**TO BE DONE:** Update the lines between the one holding "iqr-box [488,467,507,496]" and the one holding "panel-b-x-ticks: A1 A2", inclusive, so that "iqr-box" becomes "interquartile-box" and all else stays the same.

(Excerpts from a layout annotation set)
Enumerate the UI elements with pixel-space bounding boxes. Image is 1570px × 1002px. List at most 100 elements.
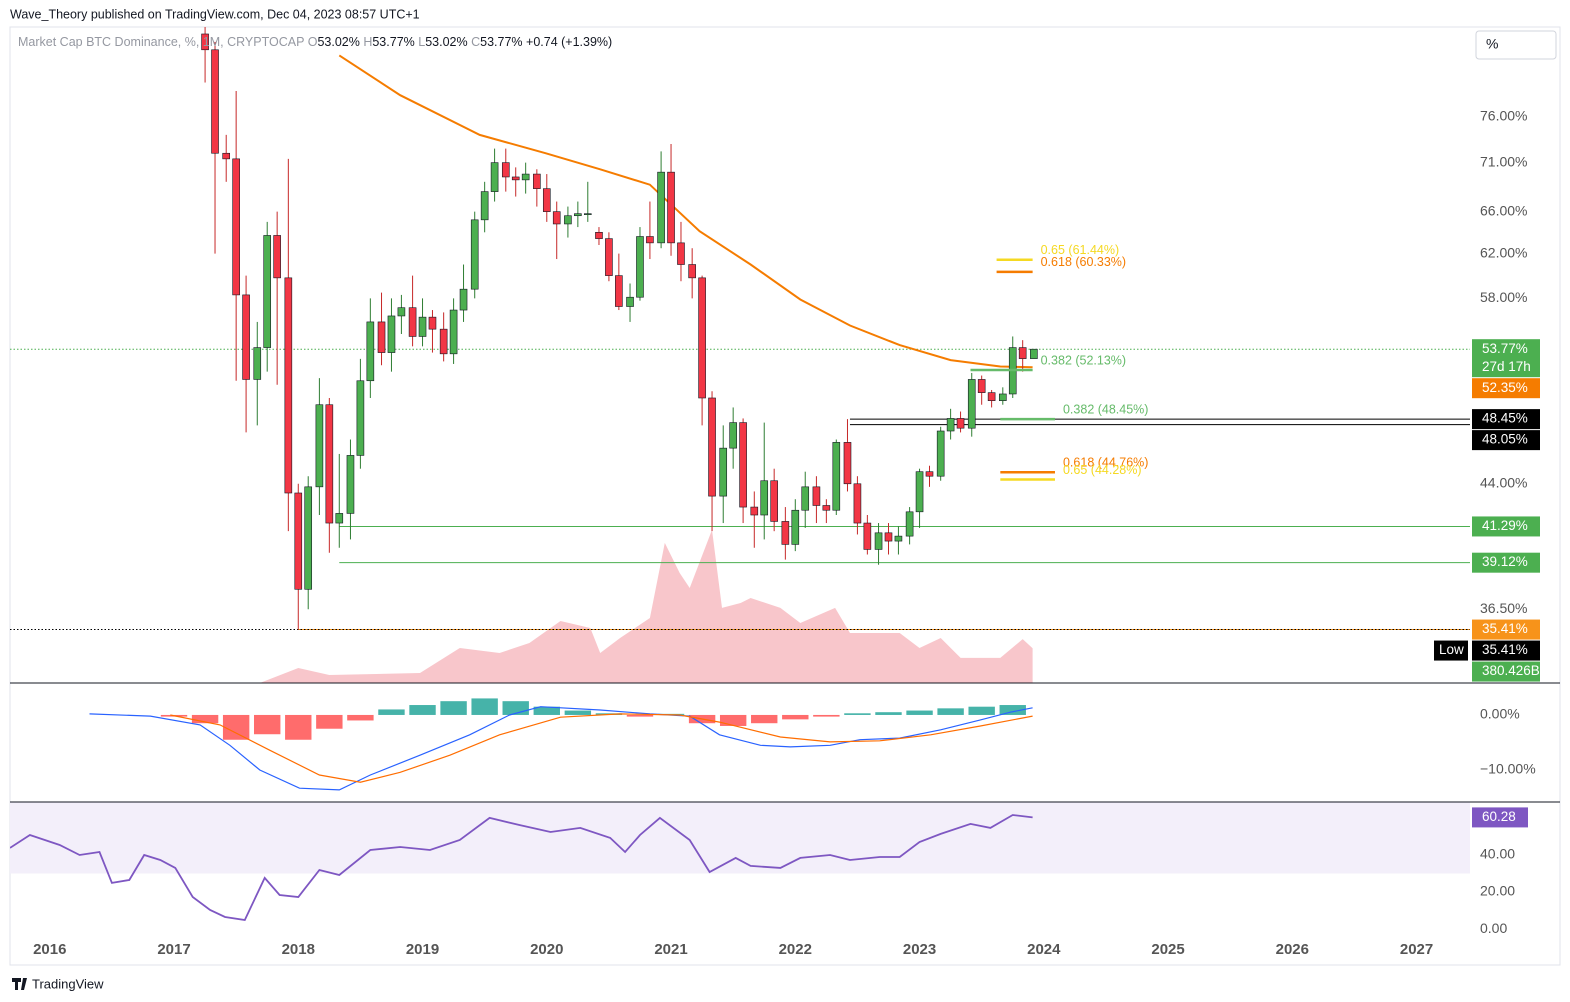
- x-tick-label: 2018: [282, 941, 315, 958]
- macd-histogram-bar: [347, 714, 374, 721]
- candle-body: [874, 532, 883, 550]
- legend: Market Cap BTC Dominance, %, 1M, CRYPTOC…: [18, 35, 612, 49]
- candle-body: [387, 315, 396, 353]
- legend-title: Market Cap BTC Dominance, %, 1M, CRYPTOC…: [18, 35, 304, 49]
- candle-body: [781, 521, 790, 545]
- macd-histogram-bar: [719, 714, 747, 726]
- change: +0.74 (+1.39%): [526, 35, 612, 49]
- candle-body: [853, 483, 862, 524]
- candle-body: [470, 219, 479, 290]
- candle-body: [832, 442, 841, 511]
- macd-histogram-bar: [968, 706, 995, 715]
- fib-label: 0.65 (61.44%): [1041, 243, 1120, 257]
- price-label-box: [1472, 552, 1540, 573]
- y-tick-label: 0.00: [1480, 920, 1507, 936]
- price-label: 53.77%: [1482, 341, 1528, 356]
- candle-body: [201, 33, 209, 51]
- x-tick-label: 2019: [406, 941, 439, 958]
- candle-body: [615, 275, 623, 307]
- candle-body: [315, 404, 324, 488]
- price-label-box: [1472, 640, 1540, 661]
- candle-body: [263, 235, 272, 348]
- candle-body: [439, 328, 448, 355]
- macd-histogram-bar: [626, 714, 654, 717]
- macd-histogram-bar: [409, 705, 436, 715]
- price-label-box: [1472, 661, 1540, 682]
- price-label: 35.41%: [1482, 621, 1528, 636]
- brand-logo: [12, 978, 27, 990]
- candle-body: [646, 236, 654, 244]
- y-tick-label: 62.00%: [1480, 244, 1527, 260]
- candle-body: [595, 231, 603, 239]
- candle-body: [1018, 347, 1027, 359]
- candle-body: [708, 397, 716, 497]
- candle-body: [542, 188, 551, 212]
- brand: TradingView: [12, 976, 104, 991]
- candle-body: [956, 418, 965, 429]
- candle-body: [791, 509, 800, 545]
- candle-body: [750, 506, 759, 516]
- candle-body: [688, 264, 696, 279]
- candle-body: [304, 486, 313, 590]
- candle-body: [377, 321, 386, 353]
- published-line: Wave_Theory published on TradingView.com…: [10, 7, 420, 21]
- candle-body: [822, 505, 831, 511]
- macd-histogram-bar: [751, 714, 778, 724]
- macd-histogram-bar: [782, 714, 809, 720]
- candle-body: [636, 236, 644, 298]
- x-tick-label: 2027: [1400, 941, 1433, 958]
- candle-body: [812, 486, 821, 506]
- candle-body: [915, 471, 924, 513]
- scale-button[interactable]: %: [1475, 30, 1557, 60]
- ohlc-value: 53.77%: [372, 35, 414, 49]
- price-label: 48.05%: [1482, 432, 1528, 447]
- ohlc-key: H: [363, 35, 372, 49]
- scale-button-box[interactable]: [1475, 30, 1557, 60]
- y-tick-label: 44.00%: [1480, 474, 1527, 490]
- candle-body: [574, 213, 582, 217]
- candle-body: [552, 211, 561, 225]
- candle-body: [677, 242, 685, 265]
- x-tick-label: 2021: [654, 941, 687, 958]
- candle-body: [480, 191, 489, 221]
- candle-body: [511, 176, 520, 181]
- moving-average: [338, 54, 1033, 369]
- price-label: 48.45%: [1482, 411, 1528, 426]
- price-label-box: [1472, 430, 1540, 451]
- candle-body: [449, 309, 458, 355]
- candle-body: [760, 480, 769, 516]
- fib-label: 0.618 (44.76%): [1063, 456, 1148, 470]
- price-label: 380.426B: [1482, 663, 1540, 678]
- brand-name: TradingView: [32, 976, 104, 991]
- candle-body: [325, 404, 334, 524]
- candle-body: [232, 158, 240, 296]
- scale-button-label[interactable]: %: [1486, 36, 1498, 52]
- macd-histogram-bar: [378, 709, 405, 715]
- candle-body: [729, 422, 737, 449]
- macd-histogram-bar: [285, 714, 312, 740]
- candle-body: [698, 277, 706, 399]
- y-tick-label: 71.00%: [1480, 153, 1527, 169]
- candle-body: [284, 277, 293, 494]
- y-tick-label: 40.00: [1480, 846, 1515, 862]
- candle-body: [626, 296, 634, 307]
- y-tick-label: 20.00: [1480, 883, 1515, 899]
- candle-body: [770, 480, 778, 522]
- candle-body: [884, 532, 893, 542]
- macd-histogram-bar: [254, 714, 281, 735]
- macd-histogram-bar: [533, 706, 560, 715]
- candle-body: [905, 511, 914, 537]
- y-tick-label: 36.50%: [1480, 600, 1527, 616]
- candle-body: [418, 316, 427, 337]
- macd-histogram-bar: [813, 714, 840, 717]
- candle-body: [356, 380, 365, 456]
- candle-body: [564, 215, 572, 225]
- candle-body: [521, 173, 530, 181]
- candle-body: [719, 447, 728, 497]
- candle-body: [397, 307, 406, 317]
- candle-body: [936, 430, 945, 477]
- ohlc-value: 53.77%: [480, 35, 522, 49]
- price-label-tag-box: [1434, 640, 1468, 661]
- candle-body: [273, 235, 281, 279]
- ohlc-value: 53.02%: [425, 35, 467, 49]
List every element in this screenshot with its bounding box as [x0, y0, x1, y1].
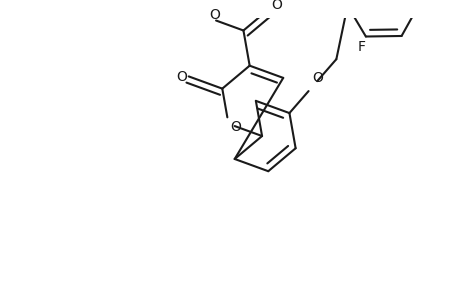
Text: O: O	[311, 71, 322, 85]
Text: O: O	[209, 8, 219, 22]
Text: O: O	[270, 0, 281, 12]
Text: O: O	[176, 70, 187, 84]
Text: O: O	[230, 120, 241, 134]
Text: F: F	[357, 40, 364, 54]
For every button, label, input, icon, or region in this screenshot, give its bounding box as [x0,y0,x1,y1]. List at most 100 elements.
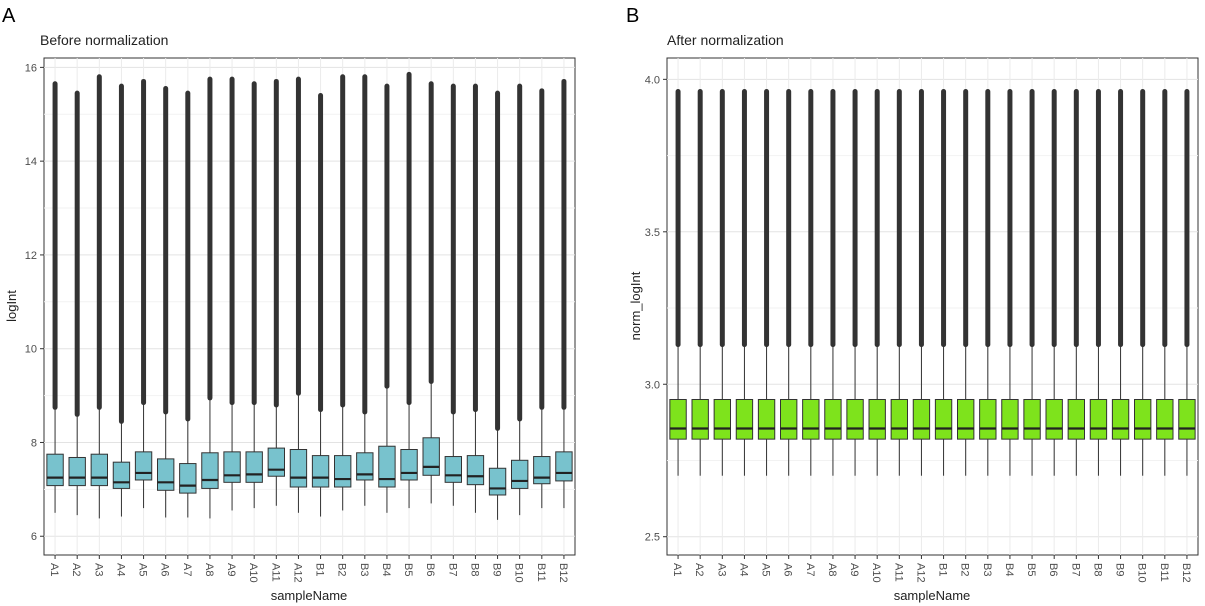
iqr-box [488,467,507,496]
iqr-box [511,459,529,489]
panel-b-x-axis-title: sampleName [894,588,971,603]
panel-b-box-B3 [979,89,997,476]
panel-a-x-tick-label: B10 [513,563,525,583]
panel-a-box-B1 [311,93,330,517]
iqr-box [1045,398,1063,440]
iqr-box [868,398,886,440]
panel-a-x-tick-label: B3 [358,563,370,576]
panel-b-box-A4 [735,89,754,476]
iqr-box [735,398,754,440]
iqr-box [245,451,263,483]
panel-b-x-ticks: A1 A2 A3 A4 A5 A6 A7 A8 A9 A10 A11 A12 B1 B2 B3 B4 B5 B6 B… [671,555,1192,583]
panel-b-x-tick-label: B7 [1069,563,1081,576]
panel-a-box-A11 [267,78,285,506]
panel-a-x-tick-label: B9 [491,563,503,576]
panel-b-box-B10 [1134,89,1152,476]
panel-b-x-tick-label: B4 [1003,563,1015,576]
panel-a-box-B10 [511,83,529,516]
panel-b-box-B8 [1089,89,1108,476]
panel-a-x-tick-label: B11 [535,563,547,582]
iqr-box [1023,398,1041,440]
panel-a-box-B5 [400,71,418,509]
iqr-box [846,398,864,440]
panel-a-box-A8 [201,76,219,519]
panel-b-box-A6 [780,89,798,476]
iqr-box [179,463,197,494]
panel-b-x-tick-label: A7 [804,563,816,576]
panel-a-x-tick-label: B5 [402,563,414,576]
panel-b: B After normalization 2.53.03.54.0 A1 A2 A… [626,5,1199,603]
panel-a-y-tick-label: 6 [31,531,37,543]
panel-a-label: A [2,5,16,27]
iqr-box [1111,398,1130,440]
iqr-box [1089,398,1108,440]
panel-b-box-B5 [1023,89,1041,476]
panel-a-box-A12 [289,76,308,513]
iqr-box [378,445,396,488]
panel-a-y-tick-label: 14 [25,156,37,168]
panel-a-x-tick-label: B4 [380,563,392,576]
panel-a-x-tick-label: A11 [269,563,281,582]
panel-b-y-ticks: 2.5 3.0 3.5 4.0 [645,74,667,544]
iqr-box [1001,398,1019,440]
panel-a-box-A3 [90,74,108,519]
iqr-box [400,449,418,481]
panel-b-x-tick-label: B12 [1180,563,1192,583]
iqr-box [334,455,352,488]
iqr-box [555,451,573,482]
iqr-box [201,452,219,489]
panel-a-x-tick-label: A10 [247,563,259,583]
iqr-box [533,456,551,485]
panel-a-box-A5 [134,78,153,509]
panel-a-x-tick-label: A5 [137,563,149,576]
iqr-box [311,455,330,488]
panel-a-box-B9 [488,90,507,520]
panel-a-boxes [46,71,573,520]
iqr-box [691,398,709,440]
panel-a-x-tick-label: A12 [291,563,303,583]
panel-b-y-tick-label: 3.5 [645,227,660,239]
iqr-box [1178,398,1196,440]
panel-a-box-B7 [444,83,462,506]
panel-b-x-tick-label: B8 [1091,563,1103,576]
panel-b-label: B [626,5,639,27]
panel-a-box-A4 [112,83,131,517]
panel-b-box-A3 [713,89,731,476]
panel-a-x-tick-label: B2 [336,563,348,576]
panel-b-x-tick-label: A9 [848,563,860,576]
panel-a-title: Before normalization [40,32,168,48]
panel-a-y-tick-label: 10 [25,344,37,356]
panel-b-y-axis-title: norm_logInt [628,271,643,340]
iqr-box [979,398,997,440]
panel-a-x-tick-label: B6 [424,563,436,576]
iqr-box [912,398,931,440]
panel-b-x-tick-label: A11 [892,563,904,582]
panel-a-box-A2 [68,90,86,516]
panel-b-x-tick-label: B9 [1114,563,1126,576]
iqr-box [1134,398,1152,440]
panel-b-plot-area [666,57,1199,556]
panel-a-x-tick-label: A9 [225,563,237,576]
iqr-box [356,452,374,481]
panel-a-x-tick-label: A7 [181,563,193,576]
panel-a-x-tick-label: A3 [92,563,104,576]
panel-b-box-A9 [846,89,864,476]
panel-a-box-B6 [422,81,440,504]
iqr-box [422,437,440,476]
iqr-box [157,458,175,491]
panel-b-x-tick-label: B1 [937,563,949,576]
panel-b-box-A11 [890,89,908,476]
panel-b-x-tick-label: A1 [671,563,683,576]
panel-b-box-B1 [934,89,953,476]
panel-a-x-tick-label: B8 [468,563,480,576]
panel-b-x-tick-label: A12 [914,563,926,583]
panel-a-box-A6 [157,85,175,518]
panel-a-y-tick-label: 16 [25,62,37,74]
panel-a-x-tick-label: A2 [70,563,82,576]
panel-b-x-tick-label: B3 [981,563,993,576]
panel-a-box-B12 [555,78,573,509]
panel-b-box-A5 [757,89,776,476]
panel-b-boxes [669,89,1196,476]
panel-b-box-A2 [691,89,709,476]
panel-b-x-tick-label: B11 [1158,563,1170,582]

**IN RESPONSE:**
interquartile-box [488,467,507,496]
interquartile-box [511,459,529,489]
panel-b-x-axis-title: sampleName [894,588,971,603]
panel-b-box-B3 [979,89,997,476]
panel-a-x-tick-label: B10 [513,563,525,583]
panel-a-box-B1 [311,93,330,517]
interquartile-box [1045,398,1063,440]
interquartile-box [868,398,886,440]
panel-a-x-tick-label: B3 [358,563,370,576]
panel-b-box-A4 [735,89,754,476]
interquartile-box [735,398,754,440]
interquartile-box [245,451,263,483]
panel-b-x-ticks: A1 A2 A3 A4 A5 A6 A7 A8 A9 A10 A11 A12 B1 B2 B3 B4 B5 B6 B… [671,555,1192,583]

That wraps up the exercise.